Find each line containing the string "Meaning". Copy it.

+++ RECORDS TO PROCESS

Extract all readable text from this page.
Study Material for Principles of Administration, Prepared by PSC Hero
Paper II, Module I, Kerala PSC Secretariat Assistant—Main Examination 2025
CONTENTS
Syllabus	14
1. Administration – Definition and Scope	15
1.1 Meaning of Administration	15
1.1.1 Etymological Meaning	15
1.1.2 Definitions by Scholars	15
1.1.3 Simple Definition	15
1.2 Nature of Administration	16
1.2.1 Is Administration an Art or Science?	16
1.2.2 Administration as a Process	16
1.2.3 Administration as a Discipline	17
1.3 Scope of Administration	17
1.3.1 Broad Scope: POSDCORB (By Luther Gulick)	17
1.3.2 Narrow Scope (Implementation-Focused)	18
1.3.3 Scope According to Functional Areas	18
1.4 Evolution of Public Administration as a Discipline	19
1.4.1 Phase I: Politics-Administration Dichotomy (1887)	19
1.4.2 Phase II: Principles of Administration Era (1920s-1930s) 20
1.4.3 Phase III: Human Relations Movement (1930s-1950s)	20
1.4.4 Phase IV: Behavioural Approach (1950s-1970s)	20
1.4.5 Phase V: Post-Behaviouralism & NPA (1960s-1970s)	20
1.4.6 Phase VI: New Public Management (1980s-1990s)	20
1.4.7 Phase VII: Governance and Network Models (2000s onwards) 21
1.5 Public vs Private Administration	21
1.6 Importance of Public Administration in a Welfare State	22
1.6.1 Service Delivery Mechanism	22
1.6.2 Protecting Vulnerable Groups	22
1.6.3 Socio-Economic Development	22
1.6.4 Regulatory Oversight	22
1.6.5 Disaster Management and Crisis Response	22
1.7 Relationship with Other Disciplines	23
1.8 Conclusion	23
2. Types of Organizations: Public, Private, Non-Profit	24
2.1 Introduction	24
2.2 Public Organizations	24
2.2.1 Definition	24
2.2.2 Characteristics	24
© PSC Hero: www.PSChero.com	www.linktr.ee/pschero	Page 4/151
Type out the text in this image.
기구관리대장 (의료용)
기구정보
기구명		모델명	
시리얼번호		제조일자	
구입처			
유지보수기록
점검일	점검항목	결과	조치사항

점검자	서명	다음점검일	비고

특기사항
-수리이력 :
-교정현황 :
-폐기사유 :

++++++

:: SOLUTION TO THE EXERCISE ::
1.1 Meaning of Administration	15
1.1.1 Etymological Meaning	15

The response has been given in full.